Written problem:
Please count the lines in the records below that contain the string "copper" and give only that number.

Material provided:

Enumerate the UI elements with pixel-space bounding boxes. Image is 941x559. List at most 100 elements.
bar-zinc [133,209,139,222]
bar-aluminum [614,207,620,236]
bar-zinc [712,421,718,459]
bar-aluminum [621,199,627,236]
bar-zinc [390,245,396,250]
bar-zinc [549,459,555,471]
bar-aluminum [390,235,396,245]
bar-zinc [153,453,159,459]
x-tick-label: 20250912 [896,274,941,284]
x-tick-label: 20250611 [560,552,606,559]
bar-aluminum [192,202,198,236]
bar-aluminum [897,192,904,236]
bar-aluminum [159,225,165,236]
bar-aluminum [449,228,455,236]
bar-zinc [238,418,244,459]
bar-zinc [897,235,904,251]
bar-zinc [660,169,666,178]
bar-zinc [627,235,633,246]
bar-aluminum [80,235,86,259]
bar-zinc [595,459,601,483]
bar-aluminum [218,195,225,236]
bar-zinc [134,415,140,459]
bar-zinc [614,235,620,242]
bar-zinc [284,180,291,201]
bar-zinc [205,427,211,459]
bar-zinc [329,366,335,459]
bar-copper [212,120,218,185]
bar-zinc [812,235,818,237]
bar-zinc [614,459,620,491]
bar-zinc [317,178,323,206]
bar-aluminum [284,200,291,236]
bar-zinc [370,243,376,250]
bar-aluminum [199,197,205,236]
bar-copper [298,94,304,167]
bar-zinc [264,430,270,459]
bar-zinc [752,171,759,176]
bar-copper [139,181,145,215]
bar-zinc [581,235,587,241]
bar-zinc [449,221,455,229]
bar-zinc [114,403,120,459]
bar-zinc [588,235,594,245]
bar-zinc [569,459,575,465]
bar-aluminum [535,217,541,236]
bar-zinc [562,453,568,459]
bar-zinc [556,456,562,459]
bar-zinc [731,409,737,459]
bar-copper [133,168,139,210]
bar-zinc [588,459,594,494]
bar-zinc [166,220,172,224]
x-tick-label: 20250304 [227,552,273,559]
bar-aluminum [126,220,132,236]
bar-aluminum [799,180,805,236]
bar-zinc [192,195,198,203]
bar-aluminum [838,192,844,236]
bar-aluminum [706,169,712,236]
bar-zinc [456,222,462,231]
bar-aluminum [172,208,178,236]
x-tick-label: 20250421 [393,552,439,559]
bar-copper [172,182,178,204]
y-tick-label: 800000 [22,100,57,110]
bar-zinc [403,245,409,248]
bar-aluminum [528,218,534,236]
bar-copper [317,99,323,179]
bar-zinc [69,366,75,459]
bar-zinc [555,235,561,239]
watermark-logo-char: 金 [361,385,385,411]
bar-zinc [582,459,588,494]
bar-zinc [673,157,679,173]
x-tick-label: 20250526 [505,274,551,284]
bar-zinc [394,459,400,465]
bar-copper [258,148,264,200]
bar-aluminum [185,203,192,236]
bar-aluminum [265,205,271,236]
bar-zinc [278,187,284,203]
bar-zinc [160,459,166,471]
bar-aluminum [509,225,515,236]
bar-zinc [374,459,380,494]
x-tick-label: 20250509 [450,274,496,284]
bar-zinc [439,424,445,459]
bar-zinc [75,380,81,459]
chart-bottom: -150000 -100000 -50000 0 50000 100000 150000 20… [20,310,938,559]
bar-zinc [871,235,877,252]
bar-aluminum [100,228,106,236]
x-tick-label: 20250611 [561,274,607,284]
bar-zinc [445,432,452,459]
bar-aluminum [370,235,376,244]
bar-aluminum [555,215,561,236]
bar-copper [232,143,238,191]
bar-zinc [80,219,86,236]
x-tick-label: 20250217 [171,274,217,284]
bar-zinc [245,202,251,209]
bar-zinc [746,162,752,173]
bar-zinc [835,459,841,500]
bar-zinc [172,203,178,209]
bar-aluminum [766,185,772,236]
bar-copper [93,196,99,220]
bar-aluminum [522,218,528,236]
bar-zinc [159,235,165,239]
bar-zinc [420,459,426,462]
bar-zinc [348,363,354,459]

Solved problem:
9